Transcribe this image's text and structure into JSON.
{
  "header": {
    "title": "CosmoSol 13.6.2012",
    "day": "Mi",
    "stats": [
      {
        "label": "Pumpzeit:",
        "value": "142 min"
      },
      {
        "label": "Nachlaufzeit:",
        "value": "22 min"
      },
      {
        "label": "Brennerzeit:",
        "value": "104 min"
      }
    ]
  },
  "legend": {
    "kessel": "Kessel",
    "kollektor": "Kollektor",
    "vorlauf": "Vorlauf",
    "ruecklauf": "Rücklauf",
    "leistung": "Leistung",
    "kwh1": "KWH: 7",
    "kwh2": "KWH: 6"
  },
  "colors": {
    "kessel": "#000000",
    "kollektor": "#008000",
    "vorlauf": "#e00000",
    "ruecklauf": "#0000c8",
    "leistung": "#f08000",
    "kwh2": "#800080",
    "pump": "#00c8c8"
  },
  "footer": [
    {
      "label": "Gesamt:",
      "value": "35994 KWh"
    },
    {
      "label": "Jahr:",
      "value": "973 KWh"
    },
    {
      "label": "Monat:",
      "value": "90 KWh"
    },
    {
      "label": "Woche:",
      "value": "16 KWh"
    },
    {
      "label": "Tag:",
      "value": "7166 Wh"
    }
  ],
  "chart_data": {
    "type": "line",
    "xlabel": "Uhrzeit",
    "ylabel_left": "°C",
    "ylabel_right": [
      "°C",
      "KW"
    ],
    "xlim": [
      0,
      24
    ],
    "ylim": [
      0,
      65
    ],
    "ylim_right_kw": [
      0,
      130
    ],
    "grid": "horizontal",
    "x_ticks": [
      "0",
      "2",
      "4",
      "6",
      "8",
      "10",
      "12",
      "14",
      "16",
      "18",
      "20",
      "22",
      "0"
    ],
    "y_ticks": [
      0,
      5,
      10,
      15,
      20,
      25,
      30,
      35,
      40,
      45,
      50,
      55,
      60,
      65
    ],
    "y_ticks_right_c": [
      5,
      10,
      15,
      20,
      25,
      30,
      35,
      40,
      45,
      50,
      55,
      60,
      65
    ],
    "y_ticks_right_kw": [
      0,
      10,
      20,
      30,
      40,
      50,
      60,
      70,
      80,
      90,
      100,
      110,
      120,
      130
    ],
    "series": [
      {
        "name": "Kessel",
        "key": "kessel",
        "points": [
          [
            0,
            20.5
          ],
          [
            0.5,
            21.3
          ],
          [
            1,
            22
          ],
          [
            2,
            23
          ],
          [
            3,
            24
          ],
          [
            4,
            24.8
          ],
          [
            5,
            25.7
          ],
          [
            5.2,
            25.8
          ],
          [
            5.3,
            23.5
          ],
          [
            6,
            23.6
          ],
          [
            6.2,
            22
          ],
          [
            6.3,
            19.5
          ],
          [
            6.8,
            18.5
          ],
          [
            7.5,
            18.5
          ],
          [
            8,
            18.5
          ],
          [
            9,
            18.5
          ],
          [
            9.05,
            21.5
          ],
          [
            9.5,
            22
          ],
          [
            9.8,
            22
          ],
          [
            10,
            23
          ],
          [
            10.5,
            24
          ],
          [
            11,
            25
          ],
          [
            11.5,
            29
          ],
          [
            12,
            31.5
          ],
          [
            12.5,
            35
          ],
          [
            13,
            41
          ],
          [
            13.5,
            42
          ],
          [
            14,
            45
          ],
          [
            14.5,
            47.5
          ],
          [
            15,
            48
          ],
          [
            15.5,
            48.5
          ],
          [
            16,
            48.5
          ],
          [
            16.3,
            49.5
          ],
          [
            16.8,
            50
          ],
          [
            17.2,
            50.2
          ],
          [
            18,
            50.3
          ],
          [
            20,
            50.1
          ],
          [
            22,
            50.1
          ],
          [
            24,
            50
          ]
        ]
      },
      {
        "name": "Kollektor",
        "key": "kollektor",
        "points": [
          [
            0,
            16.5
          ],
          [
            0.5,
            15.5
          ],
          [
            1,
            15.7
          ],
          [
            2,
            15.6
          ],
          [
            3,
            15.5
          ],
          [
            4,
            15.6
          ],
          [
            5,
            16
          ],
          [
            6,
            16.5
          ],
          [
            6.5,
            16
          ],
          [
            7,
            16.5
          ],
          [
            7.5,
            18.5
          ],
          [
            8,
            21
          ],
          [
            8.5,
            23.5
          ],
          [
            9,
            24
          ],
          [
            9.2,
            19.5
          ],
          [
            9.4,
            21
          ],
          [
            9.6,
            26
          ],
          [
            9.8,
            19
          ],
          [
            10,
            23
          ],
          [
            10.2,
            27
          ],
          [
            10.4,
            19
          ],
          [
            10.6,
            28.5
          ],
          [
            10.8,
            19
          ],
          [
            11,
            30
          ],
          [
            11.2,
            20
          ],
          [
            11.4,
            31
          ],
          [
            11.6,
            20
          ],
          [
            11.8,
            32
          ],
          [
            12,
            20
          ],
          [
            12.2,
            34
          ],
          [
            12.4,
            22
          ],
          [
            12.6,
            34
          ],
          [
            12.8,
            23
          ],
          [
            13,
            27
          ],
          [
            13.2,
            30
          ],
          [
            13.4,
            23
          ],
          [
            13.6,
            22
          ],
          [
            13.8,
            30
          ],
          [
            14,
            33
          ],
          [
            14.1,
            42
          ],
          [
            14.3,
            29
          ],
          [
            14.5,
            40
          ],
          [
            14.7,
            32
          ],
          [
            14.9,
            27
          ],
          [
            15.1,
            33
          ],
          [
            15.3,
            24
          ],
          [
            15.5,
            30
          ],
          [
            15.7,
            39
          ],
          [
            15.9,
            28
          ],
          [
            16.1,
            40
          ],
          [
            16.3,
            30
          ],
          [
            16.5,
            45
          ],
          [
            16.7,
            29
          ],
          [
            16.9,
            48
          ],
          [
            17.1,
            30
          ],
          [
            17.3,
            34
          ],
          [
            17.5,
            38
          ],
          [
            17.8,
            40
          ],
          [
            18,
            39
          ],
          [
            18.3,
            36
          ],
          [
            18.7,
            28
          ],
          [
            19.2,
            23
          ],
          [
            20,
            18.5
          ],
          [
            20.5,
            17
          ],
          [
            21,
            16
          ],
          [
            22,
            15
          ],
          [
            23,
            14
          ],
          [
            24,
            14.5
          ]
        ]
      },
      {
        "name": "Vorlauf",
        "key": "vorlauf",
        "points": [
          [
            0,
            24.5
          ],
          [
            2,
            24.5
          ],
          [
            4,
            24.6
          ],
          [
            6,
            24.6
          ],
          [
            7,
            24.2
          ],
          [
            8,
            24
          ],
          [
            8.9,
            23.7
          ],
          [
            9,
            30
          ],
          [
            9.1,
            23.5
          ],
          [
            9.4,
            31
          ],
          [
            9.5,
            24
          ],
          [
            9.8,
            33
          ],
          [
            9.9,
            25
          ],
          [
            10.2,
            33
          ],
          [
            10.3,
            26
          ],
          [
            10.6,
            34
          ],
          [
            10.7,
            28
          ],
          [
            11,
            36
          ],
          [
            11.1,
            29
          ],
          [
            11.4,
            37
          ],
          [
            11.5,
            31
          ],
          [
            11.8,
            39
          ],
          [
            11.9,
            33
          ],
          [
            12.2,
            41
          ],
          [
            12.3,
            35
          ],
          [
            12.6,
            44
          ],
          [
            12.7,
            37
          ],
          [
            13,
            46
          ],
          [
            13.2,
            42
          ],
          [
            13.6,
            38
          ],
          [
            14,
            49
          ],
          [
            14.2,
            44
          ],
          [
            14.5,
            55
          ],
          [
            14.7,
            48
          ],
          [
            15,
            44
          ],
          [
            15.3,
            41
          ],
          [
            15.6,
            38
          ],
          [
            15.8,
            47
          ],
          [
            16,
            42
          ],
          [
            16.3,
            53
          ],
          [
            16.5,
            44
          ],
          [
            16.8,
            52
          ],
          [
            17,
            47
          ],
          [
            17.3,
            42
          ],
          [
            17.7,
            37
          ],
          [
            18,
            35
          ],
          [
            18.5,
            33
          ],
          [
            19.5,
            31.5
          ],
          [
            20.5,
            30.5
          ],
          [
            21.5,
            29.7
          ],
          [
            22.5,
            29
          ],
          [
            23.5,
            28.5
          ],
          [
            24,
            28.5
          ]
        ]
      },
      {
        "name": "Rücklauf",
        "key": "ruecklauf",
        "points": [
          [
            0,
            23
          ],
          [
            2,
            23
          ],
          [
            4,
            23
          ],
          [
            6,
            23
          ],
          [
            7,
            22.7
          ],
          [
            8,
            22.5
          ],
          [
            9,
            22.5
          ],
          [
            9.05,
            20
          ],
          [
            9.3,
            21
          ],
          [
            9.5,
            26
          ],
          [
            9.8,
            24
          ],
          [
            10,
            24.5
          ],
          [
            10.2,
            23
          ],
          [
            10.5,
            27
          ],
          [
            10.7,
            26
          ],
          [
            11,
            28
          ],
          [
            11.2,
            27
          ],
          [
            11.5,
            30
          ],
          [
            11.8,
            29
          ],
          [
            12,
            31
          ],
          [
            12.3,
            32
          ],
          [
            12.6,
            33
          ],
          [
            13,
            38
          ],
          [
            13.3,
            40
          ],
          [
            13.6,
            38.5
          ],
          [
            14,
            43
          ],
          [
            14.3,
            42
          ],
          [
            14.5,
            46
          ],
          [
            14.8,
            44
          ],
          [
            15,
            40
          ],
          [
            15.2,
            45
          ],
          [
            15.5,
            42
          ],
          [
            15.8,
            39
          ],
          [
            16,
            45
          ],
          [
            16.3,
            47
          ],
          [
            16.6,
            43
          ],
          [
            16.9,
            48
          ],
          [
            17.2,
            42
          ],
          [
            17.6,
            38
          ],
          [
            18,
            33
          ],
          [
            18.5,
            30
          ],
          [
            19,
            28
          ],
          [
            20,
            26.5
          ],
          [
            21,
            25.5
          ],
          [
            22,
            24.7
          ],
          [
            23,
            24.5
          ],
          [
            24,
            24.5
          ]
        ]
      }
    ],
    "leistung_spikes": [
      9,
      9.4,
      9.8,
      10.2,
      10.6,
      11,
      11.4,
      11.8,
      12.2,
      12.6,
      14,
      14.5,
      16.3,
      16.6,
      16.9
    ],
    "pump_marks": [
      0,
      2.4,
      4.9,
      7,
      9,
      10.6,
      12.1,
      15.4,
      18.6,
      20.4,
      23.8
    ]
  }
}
___
■ YOUR OBJECTIVE ■
From the data, collect all lines where the string "value" appears.

■ SOLUTION ■
        "value": "142 min"
        "value": "22 min"
        "value": "104 min"
      "value": "35994 KWh"
      "value": "973 KWh"
      "value": "90 KWh"
      "value": "16 KWh"
      "value": "7166 Wh"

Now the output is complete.